Records from a data source:
════════════════════
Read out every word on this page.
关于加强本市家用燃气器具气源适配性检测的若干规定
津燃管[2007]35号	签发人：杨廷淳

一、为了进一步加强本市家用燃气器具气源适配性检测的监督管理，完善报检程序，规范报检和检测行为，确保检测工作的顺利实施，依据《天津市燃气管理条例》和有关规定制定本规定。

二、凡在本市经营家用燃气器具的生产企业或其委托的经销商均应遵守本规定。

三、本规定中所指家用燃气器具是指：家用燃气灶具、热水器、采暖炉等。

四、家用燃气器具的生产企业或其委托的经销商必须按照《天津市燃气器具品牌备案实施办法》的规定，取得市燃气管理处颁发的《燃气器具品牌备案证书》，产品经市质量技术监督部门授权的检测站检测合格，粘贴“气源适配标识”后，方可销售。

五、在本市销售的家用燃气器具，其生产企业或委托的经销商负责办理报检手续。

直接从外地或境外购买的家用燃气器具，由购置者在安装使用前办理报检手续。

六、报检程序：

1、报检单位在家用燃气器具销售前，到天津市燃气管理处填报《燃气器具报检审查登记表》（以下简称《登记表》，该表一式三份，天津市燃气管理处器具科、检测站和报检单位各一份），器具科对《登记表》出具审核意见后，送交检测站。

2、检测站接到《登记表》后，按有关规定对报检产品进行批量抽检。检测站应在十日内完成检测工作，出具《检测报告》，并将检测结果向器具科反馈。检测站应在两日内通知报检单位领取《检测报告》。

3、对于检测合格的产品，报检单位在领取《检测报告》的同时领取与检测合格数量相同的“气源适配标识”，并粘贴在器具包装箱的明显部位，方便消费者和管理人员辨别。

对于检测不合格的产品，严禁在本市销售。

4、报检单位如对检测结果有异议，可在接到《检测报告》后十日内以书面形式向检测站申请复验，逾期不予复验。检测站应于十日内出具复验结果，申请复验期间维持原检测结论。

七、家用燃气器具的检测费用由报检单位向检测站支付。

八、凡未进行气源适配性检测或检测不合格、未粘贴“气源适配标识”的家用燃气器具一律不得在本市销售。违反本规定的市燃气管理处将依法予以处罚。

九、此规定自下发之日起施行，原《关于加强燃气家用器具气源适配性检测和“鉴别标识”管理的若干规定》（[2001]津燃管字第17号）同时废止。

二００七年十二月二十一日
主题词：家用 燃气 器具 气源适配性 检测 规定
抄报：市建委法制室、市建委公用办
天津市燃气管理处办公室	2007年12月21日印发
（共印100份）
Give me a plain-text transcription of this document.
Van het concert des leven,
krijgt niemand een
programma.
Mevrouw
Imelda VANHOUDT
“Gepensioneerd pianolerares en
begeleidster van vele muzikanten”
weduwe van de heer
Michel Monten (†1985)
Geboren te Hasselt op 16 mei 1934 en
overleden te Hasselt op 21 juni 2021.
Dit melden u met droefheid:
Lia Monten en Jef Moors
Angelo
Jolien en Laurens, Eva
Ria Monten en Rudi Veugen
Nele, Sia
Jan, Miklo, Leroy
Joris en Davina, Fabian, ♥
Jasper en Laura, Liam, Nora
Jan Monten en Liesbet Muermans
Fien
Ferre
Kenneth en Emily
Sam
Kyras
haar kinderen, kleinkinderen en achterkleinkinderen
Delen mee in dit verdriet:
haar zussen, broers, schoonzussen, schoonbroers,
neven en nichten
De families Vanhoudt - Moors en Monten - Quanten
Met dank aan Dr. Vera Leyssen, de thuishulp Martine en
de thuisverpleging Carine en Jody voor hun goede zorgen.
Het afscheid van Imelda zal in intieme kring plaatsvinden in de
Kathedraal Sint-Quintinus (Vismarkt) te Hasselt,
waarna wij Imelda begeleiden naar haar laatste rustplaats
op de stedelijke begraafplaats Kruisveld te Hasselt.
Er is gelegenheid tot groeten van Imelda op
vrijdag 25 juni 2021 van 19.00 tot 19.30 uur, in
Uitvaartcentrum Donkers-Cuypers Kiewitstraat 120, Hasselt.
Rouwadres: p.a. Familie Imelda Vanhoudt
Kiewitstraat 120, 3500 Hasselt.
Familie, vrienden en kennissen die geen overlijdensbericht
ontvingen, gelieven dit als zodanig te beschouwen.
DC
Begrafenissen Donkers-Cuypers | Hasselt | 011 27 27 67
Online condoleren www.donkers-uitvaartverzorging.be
════════════════════
_EXERCISE DIRECTIONS_
Give the listing again, word for word.

_EXERCISE ANSWER_
Read out every word on this page.
关于加强本市家用燃气器具气源适配性检测的若干规定
津燃管[2007]35号	签发人：杨廷淳

一、为了进一步加强本市家用燃气器具气源适配性检测的监督管理，完善报检程序，规范报检和检测行为，确保检测工作的顺利实施，依据《天津市燃气管理条例》和有关规定制定本规定。

二、凡在本市经营家用燃气器具的生产企业或其委托的经销商均应遵守本规定。

三、本规定中所指家用燃气器具是指：家用燃气灶具、热水器、采暖炉等。

四、家用燃气器具的生产企业或其委托的经销商必须按照《天津市燃气器具品牌备案实施办法》的规定，取得市燃气管理处颁发的《燃气器具品牌备案证书》，产品经市质量技术监督部门授权的检测站检测合格，粘贴“气源适配标识”后，方可销售。

五、在本市销售的家用燃气器具，其生产企业或委托的经销商负责办理报检手续。

直接从外地或境外购买的家用燃气器具，由购置者在安装使用前办理报检手续。

六、报检程序：

1、报检单位在家用燃气器具销售前，到天津市燃气管理处填报《燃气器具报检审查登记表》（以下简称《登记表》，该表一式三份，天津市燃气管理处器具科、检测站和报检单位各一份），器具科对《登记表》出具审核意见后，送交检测站。

2、检测站接到《登记表》后，按有关规定对报检产品进行批量抽检。检测站应在十日内完成检测工作，出具《检测报告》，并将检测结果向器具科反馈。检测站应在两日内通知报检单位领取《检测报告》。

3、对于检测合格的产品，报检单位在领取《检测报告》的同时领取与检测合格数量相同的“气源适配标识”，并粘贴在器具包装箱的明显部位，方便消费者和管理人员辨别。

对于检测不合格的产品，严禁在本市销售。

4、报检单位如对检测结果有异议，可在接到《检测报告》后十日内以书面形式向检测站申请复验，逾期不予复验。检测站应于十日内出具复验结果，申请复验期间维持原检测结论。

七、家用燃气器具的检测费用由报检单位向检测站支付。

八、凡未进行气源适配性检测或检测不合格、未粘贴“气源适配标识”的家用燃气器具一律不得在本市销售。违反本规定的市燃气管理处将依法予以处罚。

九、此规定自下发之日起施行，原《关于加强燃气家用器具气源适配性检测和“鉴别标识”管理的若干规定》（[2001]津燃管字第17号）同时废止。

二００七年十二月二十一日
主题词：家用 燃气 器具 气源适配性 检测 规定
抄报：市建委法制室、市建委公用办
天津市燃气管理处办公室	2007年12月21日印发
（共印100份）
Give me a plain-text transcription of this document.
Van het concert des leven,
krijgt niemand een
programma.
Mevrouw
Imelda VANHOUDT
“Gepensioneerd pianolerares en
begeleidster van vele muzikanten”
weduwe van de heer
Michel Monten (†1985)
Geboren te Hasselt op 16 mei 1934 en
overleden te Hasselt op 21 juni 2021.
Dit melden u met droefheid:
Lia Monten en Jef Moors
Angelo
Jolien en Laurens, Eva
Ria Monten en Rudi Veugen
Nele, Sia
Jan, Miklo, Leroy
Joris en Davina, Fabian, ♥
Jasper en Laura, Liam, Nora
Jan Monten en Liesbet Muermans
Fien
Ferre
Kenneth en Emily
Sam
Kyras
haar kinderen, kleinkinderen en achterkleinkinderen
Delen mee in dit verdriet:
haar zussen, broers, schoonzussen, schoonbroers,
neven en nichten
De families Vanhoudt - Moors en Monten - Quanten
Met dank aan Dr. Vera Leyssen, de thuishulp Martine en
de thuisverpleging Carine en Jody voor hun goede zorgen.
Het afscheid van Imelda zal in intieme kring plaatsvinden in de
Kathedraal Sint-Quintinus (Vismarkt) te Hasselt,
waarna wij Imelda begeleiden naar haar laatste rustplaats
op de stedelijke begraafplaats Kruisveld te Hasselt.
Er is gelegenheid tot groeten van Imelda op
vrijdag 25 juni 2021 van 19.00 tot 19.30 uur, in
Uitvaartcentrum Donkers-Cuypers Kiewitstraat 120, Hasselt.
Rouwadres: p.a. Familie Imelda Vanhoudt
Kiewitstraat 120, 3500 Hasselt.
Familie, vrienden en kennissen die geen overlijdensbericht
ontvingen, gelieven dit als zodanig te beschouwen.
DC
Begrafenissen Donkers-Cuypers | Hasselt | 011 27 27 67
Online condoleren www.donkers-uitvaartverzorging.be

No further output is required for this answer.